◆ Instruction
Isolate every line in the records below with "name" in it.

-- Start of Supplied material --

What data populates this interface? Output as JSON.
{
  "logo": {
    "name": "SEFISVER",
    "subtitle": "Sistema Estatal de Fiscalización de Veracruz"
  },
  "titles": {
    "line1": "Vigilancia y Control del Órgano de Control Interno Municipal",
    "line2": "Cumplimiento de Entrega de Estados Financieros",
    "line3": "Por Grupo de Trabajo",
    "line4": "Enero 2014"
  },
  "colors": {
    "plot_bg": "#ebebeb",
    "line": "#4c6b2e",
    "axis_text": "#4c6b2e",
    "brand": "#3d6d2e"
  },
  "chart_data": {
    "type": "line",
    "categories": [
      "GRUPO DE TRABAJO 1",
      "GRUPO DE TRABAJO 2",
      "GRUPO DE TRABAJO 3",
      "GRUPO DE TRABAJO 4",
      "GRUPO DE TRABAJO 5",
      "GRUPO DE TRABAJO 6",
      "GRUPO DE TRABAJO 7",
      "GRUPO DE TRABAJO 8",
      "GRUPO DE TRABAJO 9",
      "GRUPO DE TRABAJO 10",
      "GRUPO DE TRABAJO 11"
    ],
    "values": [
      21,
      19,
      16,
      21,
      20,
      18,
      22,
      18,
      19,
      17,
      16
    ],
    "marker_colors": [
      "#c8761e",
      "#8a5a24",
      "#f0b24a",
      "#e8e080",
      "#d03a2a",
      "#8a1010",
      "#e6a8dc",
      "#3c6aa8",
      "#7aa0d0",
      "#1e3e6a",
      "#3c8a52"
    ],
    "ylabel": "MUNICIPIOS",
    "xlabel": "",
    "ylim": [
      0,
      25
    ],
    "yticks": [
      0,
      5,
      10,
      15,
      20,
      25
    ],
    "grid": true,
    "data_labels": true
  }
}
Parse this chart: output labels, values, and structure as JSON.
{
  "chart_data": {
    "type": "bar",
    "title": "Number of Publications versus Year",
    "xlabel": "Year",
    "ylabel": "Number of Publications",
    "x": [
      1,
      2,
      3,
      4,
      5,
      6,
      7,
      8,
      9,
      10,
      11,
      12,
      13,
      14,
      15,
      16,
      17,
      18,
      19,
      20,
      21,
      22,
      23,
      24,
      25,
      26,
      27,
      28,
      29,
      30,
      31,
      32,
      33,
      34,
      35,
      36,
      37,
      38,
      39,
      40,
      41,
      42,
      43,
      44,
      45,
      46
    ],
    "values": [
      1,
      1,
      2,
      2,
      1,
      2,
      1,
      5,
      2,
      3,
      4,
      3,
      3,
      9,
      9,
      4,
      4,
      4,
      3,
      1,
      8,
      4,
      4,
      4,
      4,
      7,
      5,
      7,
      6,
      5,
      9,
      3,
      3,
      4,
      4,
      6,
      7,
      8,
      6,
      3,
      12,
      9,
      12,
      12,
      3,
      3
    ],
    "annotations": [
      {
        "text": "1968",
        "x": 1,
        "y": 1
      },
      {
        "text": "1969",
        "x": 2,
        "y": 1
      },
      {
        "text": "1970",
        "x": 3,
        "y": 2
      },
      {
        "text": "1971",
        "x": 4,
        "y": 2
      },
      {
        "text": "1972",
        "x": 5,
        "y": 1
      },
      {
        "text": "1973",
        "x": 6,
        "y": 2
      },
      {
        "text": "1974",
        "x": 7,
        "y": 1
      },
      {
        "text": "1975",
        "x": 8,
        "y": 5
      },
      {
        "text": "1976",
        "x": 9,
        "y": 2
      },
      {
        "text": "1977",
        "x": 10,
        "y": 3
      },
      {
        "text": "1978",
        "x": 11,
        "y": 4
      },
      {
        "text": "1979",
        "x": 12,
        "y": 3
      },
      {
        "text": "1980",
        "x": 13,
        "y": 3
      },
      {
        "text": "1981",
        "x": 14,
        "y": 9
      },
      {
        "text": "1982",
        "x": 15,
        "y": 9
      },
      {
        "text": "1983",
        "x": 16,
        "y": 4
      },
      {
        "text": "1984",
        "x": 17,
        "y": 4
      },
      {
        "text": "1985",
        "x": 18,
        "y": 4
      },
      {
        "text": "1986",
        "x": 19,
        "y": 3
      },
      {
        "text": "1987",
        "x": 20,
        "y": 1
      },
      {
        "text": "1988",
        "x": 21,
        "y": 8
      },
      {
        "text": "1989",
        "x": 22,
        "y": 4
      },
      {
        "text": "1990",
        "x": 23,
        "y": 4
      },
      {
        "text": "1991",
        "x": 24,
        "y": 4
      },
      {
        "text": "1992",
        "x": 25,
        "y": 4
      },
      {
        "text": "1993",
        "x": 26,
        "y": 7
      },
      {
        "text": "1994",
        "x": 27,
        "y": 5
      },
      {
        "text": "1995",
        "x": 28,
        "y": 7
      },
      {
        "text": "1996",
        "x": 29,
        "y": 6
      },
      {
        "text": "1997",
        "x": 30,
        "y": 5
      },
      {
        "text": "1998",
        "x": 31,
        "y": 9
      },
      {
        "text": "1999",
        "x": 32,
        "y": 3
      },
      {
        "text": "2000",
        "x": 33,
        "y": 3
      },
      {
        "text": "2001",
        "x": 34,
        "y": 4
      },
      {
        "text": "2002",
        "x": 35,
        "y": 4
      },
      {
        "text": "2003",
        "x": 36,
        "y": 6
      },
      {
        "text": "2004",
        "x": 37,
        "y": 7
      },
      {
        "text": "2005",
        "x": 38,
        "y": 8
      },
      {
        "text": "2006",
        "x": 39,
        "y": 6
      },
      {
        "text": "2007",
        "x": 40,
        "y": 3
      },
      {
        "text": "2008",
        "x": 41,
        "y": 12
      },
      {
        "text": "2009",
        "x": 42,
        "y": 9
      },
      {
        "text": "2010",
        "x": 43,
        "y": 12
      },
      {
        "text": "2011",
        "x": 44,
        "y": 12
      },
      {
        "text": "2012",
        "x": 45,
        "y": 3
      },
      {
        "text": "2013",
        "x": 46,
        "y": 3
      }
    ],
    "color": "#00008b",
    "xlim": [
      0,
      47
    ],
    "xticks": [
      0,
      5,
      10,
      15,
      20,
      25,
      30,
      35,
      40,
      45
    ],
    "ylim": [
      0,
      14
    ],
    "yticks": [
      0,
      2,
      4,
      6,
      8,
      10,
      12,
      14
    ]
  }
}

-- End of Supplied material --
-- Start of Supplied material --

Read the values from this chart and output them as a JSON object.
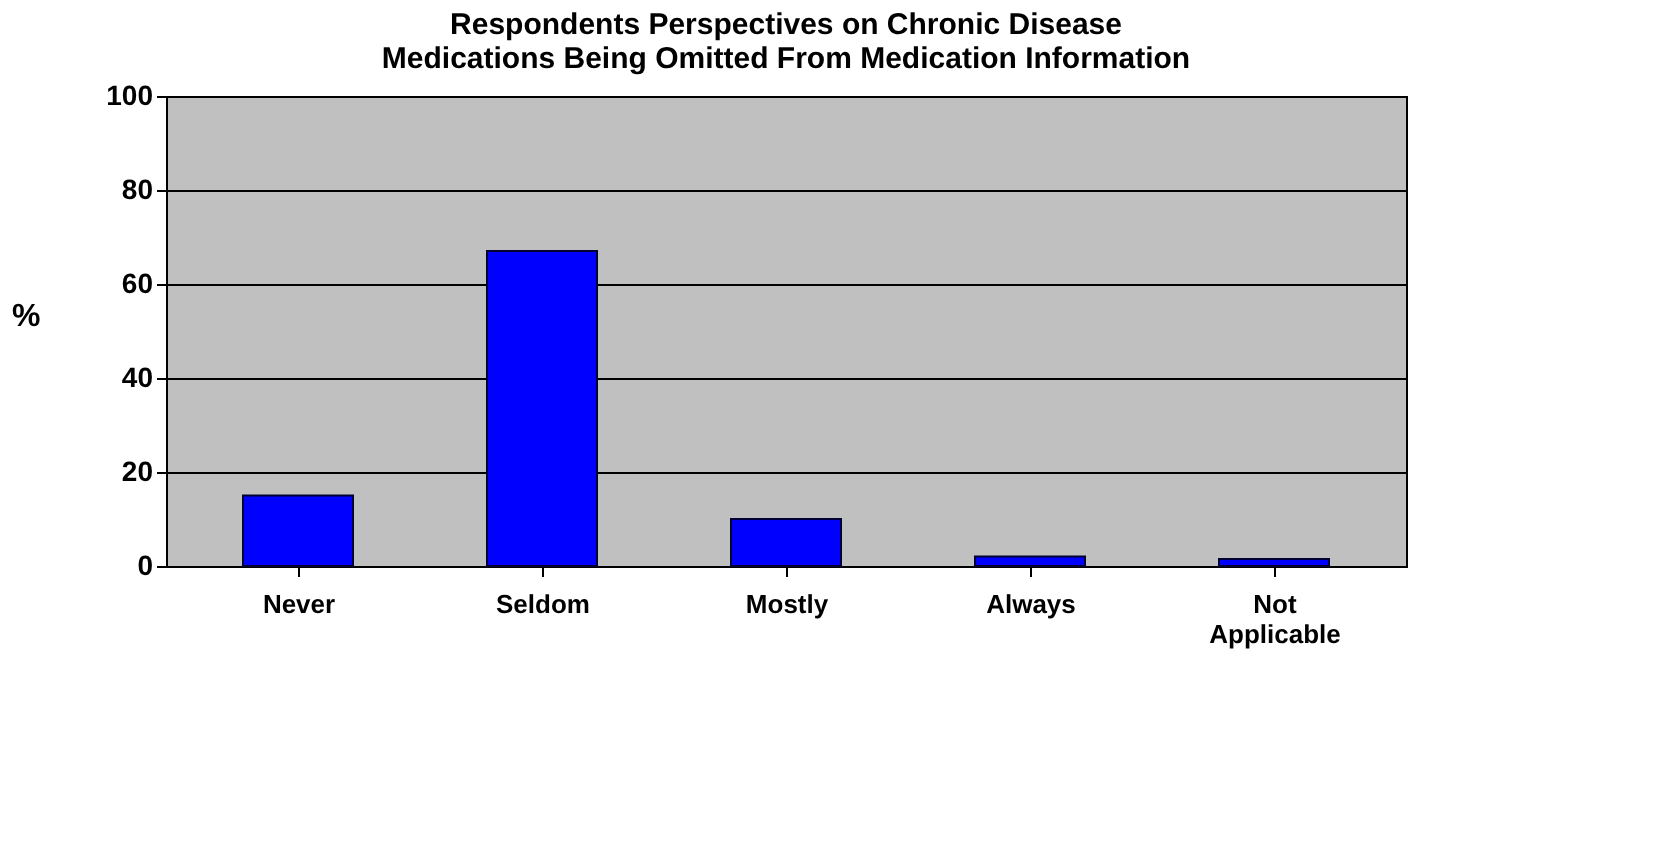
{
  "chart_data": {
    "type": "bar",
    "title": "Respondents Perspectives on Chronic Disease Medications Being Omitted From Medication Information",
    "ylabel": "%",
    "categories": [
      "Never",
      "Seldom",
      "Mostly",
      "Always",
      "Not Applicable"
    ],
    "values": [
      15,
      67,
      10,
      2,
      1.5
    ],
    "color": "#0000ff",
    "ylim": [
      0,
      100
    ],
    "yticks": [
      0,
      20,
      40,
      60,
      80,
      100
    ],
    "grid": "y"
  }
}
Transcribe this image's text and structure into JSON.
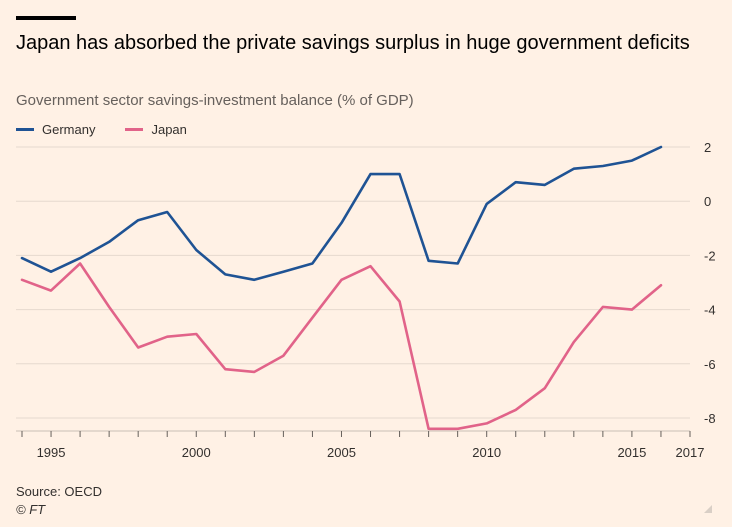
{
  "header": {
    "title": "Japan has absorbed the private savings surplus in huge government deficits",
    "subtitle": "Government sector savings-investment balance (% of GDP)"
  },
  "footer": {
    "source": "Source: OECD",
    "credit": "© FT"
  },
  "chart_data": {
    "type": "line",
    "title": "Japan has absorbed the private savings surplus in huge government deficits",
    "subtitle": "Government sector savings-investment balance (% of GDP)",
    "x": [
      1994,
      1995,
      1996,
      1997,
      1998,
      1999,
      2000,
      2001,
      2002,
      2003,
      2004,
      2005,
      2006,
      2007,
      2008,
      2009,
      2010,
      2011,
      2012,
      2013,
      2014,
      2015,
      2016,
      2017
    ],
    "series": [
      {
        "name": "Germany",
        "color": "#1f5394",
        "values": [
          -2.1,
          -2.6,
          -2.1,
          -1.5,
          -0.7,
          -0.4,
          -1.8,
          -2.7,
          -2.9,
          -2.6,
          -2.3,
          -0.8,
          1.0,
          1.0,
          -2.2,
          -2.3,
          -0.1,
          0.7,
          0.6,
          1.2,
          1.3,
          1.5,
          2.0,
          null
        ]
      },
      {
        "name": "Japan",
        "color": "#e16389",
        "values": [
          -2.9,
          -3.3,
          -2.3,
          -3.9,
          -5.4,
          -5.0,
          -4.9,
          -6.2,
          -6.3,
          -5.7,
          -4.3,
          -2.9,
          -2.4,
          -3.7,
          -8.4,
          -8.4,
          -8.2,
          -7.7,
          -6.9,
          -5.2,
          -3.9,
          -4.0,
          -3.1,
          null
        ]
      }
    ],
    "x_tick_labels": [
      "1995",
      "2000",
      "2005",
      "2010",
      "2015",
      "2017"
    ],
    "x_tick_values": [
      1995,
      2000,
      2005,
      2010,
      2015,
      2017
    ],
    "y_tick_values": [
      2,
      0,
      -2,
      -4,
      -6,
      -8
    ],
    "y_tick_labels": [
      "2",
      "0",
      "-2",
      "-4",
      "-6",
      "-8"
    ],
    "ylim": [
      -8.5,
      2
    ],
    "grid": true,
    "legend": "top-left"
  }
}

-- End of Supplied material --

◆ Task output
    "name": "SEFISVER",
        "name": "Germany",
        "name": "Japan",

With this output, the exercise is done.